Set task:
Write out each record below exactly as it appears, with no pictures.
▽
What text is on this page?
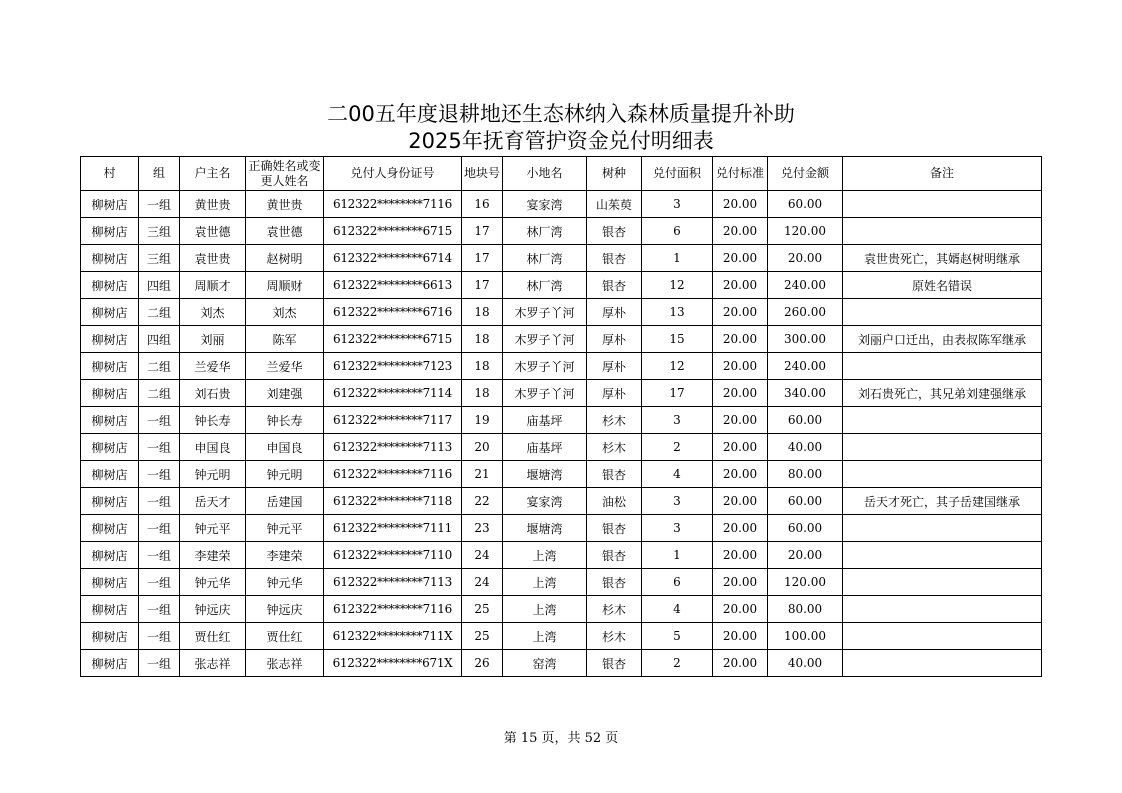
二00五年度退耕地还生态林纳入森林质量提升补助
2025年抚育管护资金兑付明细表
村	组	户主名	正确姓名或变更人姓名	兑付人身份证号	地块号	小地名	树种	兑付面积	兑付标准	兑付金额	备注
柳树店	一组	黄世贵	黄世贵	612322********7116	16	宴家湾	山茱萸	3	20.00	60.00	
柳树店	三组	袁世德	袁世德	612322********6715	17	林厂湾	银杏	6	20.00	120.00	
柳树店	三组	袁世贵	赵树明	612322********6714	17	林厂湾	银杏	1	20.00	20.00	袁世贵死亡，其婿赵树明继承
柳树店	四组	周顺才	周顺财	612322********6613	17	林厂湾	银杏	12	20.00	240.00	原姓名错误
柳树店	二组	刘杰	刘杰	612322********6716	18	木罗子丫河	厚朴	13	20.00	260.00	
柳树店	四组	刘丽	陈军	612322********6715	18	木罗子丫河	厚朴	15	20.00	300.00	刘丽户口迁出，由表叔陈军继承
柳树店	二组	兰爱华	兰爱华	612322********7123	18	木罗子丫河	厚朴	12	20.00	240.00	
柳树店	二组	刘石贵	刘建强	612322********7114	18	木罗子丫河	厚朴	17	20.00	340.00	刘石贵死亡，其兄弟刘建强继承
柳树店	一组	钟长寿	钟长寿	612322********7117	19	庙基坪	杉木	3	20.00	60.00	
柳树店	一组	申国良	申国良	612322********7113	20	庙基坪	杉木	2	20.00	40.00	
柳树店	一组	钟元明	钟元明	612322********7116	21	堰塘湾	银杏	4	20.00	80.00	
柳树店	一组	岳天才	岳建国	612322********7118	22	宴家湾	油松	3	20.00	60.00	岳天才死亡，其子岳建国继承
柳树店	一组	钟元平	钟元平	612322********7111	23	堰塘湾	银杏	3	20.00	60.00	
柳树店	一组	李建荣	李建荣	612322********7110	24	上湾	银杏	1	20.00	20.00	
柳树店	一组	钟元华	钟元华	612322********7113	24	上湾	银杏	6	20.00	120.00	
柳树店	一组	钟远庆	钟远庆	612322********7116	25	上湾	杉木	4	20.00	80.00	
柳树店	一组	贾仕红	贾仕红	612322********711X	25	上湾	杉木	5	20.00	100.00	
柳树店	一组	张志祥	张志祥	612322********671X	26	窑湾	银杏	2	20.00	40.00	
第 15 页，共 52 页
△
Output for this exercise:
What text is on this page?
二00五年度退耕地还生态林纳入森林质量提升补助
2025年抚育管护资金兑付明细表
村	组	户主名	正确姓名或变更人姓名	兑付人身份证号	地块号	小地名	树种	兑付面积	兑付标准	兑付金额	备注
柳树店	一组	黄世贵	黄世贵	612322********7116	16	宴家湾	山茱萸	3	20.00	60.00	
柳树店	三组	袁世德	袁世德	612322********6715	17	林厂湾	银杏	6	20.00	120.00	
柳树店	三组	袁世贵	赵树明	612322********6714	17	林厂湾	银杏	1	20.00	20.00	袁世贵死亡，其婿赵树明继承
柳树店	四组	周顺才	周顺财	612322********6613	17	林厂湾	银杏	12	20.00	240.00	原姓名错误
柳树店	二组	刘杰	刘杰	612322********6716	18	木罗子丫河	厚朴	13	20.00	260.00	
柳树店	四组	刘丽	陈军	612322********6715	18	木罗子丫河	厚朴	15	20.00	300.00	刘丽户口迁出，由表叔陈军继承
柳树店	二组	兰爱华	兰爱华	612322********7123	18	木罗子丫河	厚朴	12	20.00	240.00	
柳树店	二组	刘石贵	刘建强	612322********7114	18	木罗子丫河	厚朴	17	20.00	340.00	刘石贵死亡，其兄弟刘建强继承
柳树店	一组	钟长寿	钟长寿	612322********7117	19	庙基坪	杉木	3	20.00	60.00	
柳树店	一组	申国良	申国良	612322********7113	20	庙基坪	杉木	2	20.00	40.00	
柳树店	一组	钟元明	钟元明	612322********7116	21	堰塘湾	银杏	4	20.00	80.00	
柳树店	一组	岳天才	岳建国	612322********7118	22	宴家湾	油松	3	20.00	60.00	岳天才死亡，其子岳建国继承
柳树店	一组	钟元平	钟元平	612322********7111	23	堰塘湾	银杏	3	20.00	60.00	
柳树店	一组	李建荣	李建荣	612322********7110	24	上湾	银杏	1	20.00	20.00	
柳树店	一组	钟元华	钟元华	612322********7113	24	上湾	银杏	6	20.00	120.00	
柳树店	一组	钟远庆	钟远庆	612322********7116	25	上湾	杉木	4	20.00	80.00	
柳树店	一组	贾仕红	贾仕红	612322********711X	25	上湾	杉木	5	20.00	100.00	
柳树店	一组	张志祥	张志祥	612322********671X	26	窑湾	银杏	2	20.00	40.00	
第 15 页，共 52 页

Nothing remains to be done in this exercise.